[A block of data]
__________________________________________________

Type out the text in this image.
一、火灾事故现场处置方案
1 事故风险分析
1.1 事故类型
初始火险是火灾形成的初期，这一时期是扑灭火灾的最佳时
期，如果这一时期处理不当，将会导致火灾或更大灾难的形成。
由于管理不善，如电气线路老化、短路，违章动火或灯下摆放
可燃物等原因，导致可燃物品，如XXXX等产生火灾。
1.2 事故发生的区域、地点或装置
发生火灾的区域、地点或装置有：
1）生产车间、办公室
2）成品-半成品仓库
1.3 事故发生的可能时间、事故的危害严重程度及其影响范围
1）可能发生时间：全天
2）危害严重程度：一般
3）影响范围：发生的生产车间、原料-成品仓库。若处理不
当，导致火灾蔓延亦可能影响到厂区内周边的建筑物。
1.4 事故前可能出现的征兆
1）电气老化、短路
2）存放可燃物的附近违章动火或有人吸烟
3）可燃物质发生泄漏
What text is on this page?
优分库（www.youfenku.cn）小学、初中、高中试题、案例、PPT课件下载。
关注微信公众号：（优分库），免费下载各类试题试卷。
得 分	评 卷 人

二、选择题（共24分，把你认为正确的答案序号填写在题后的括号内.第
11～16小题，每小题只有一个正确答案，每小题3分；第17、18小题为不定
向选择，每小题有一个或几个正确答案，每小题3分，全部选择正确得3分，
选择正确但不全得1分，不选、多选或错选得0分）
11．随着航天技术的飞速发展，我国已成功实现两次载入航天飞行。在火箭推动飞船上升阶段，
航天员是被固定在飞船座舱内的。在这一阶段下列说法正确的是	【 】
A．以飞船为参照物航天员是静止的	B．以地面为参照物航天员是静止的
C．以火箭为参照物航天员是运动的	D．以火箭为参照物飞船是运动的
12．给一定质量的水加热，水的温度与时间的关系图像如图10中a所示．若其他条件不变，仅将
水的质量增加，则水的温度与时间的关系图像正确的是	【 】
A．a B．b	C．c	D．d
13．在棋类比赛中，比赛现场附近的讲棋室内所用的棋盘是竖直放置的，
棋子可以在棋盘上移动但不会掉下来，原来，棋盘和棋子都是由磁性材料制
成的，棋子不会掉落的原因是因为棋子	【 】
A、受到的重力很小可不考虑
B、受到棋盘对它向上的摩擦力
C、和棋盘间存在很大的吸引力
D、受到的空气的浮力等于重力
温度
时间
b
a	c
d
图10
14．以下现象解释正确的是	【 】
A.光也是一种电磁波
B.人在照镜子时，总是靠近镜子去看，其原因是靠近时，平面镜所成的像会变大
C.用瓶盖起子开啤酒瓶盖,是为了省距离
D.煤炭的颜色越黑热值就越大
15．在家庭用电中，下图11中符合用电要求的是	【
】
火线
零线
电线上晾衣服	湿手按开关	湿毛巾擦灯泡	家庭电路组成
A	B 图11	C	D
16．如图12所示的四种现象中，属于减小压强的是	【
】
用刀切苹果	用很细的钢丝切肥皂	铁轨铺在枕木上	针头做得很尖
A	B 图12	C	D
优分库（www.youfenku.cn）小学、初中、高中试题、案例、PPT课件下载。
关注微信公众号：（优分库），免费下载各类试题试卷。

__________________________________________________

**To be done:** Reproduce each entry from the records above, character for character.

**Task response:**
Type out the text in this image.
一、火灾事故现场处置方案
1 事故风险分析
1.1 事故类型
初始火险是火灾形成的初期，这一时期是扑灭火灾的最佳时
期，如果这一时期处理不当，将会导致火灾或更大灾难的形成。
由于管理不善，如电气线路老化、短路，违章动火或灯下摆放
可燃物等原因，导致可燃物品，如XXXX等产生火灾。
1.2 事故发生的区域、地点或装置
发生火灾的区域、地点或装置有：
1）生产车间、办公室
2）成品-半成品仓库
1.3 事故发生的可能时间、事故的危害严重程度及其影响范围
1）可能发生时间：全天
2）危害严重程度：一般
3）影响范围：发生的生产车间、原料-成品仓库。若处理不
当，导致火灾蔓延亦可能影响到厂区内周边的建筑物。
1.4 事故前可能出现的征兆
1）电气老化、短路
2）存放可燃物的附近违章动火或有人吸烟
3）可燃物质发生泄漏
What text is on this page?
优分库（www.youfenku.cn）小学、初中、高中试题、案例、PPT课件下载。
关注微信公众号：（优分库），免费下载各类试题试卷。
得 分	评 卷 人

二、选择题（共24分，把你认为正确的答案序号填写在题后的括号内.第
11～16小题，每小题只有一个正确答案，每小题3分；第17、18小题为不定
向选择，每小题有一个或几个正确答案，每小题3分，全部选择正确得3分，
选择正确但不全得1分，不选、多选或错选得0分）
11．随着航天技术的飞速发展，我国已成功实现两次载入航天飞行。在火箭推动飞船上升阶段，
航天员是被固定在飞船座舱内的。在这一阶段下列说法正确的是	【 】
A．以飞船为参照物航天员是静止的	B．以地面为参照物航天员是静止的
C．以火箭为参照物航天员是运动的	D．以火箭为参照物飞船是运动的
12．给一定质量的水加热，水的温度与时间的关系图像如图10中a所示．若其他条件不变，仅将
水的质量增加，则水的温度与时间的关系图像正确的是	【 】
A．a B．b	C．c	D．d
13．在棋类比赛中，比赛现场附近的讲棋室内所用的棋盘是竖直放置的，
棋子可以在棋盘上移动但不会掉下来，原来，棋盘和棋子都是由磁性材料制
成的，棋子不会掉落的原因是因为棋子	【 】
A、受到的重力很小可不考虑
B、受到棋盘对它向上的摩擦力
C、和棋盘间存在很大的吸引力
D、受到的空气的浮力等于重力
温度
时间
b
a	c
d
图10
14．以下现象解释正确的是	【 】
A.光也是一种电磁波
B.人在照镜子时，总是靠近镜子去看，其原因是靠近时，平面镜所成的像会变大
C.用瓶盖起子开啤酒瓶盖,是为了省距离
D.煤炭的颜色越黑热值就越大
15．在家庭用电中，下图11中符合用电要求的是	【
】
火线
零线
电线上晾衣服	湿手按开关	湿毛巾擦灯泡	家庭电路组成
A	B 图11	C	D
16．如图12所示的四种现象中，属于减小压强的是	【
】
用刀切苹果	用很细的钢丝切肥皂	铁轨铺在枕木上	针头做得很尖
A	B 图12	C	D
优分库（www.youfenku.cn）小学、初中、高中试题、案例、PPT课件下载。
关注微信公众号：（优分库），免费下载各类试题试卷。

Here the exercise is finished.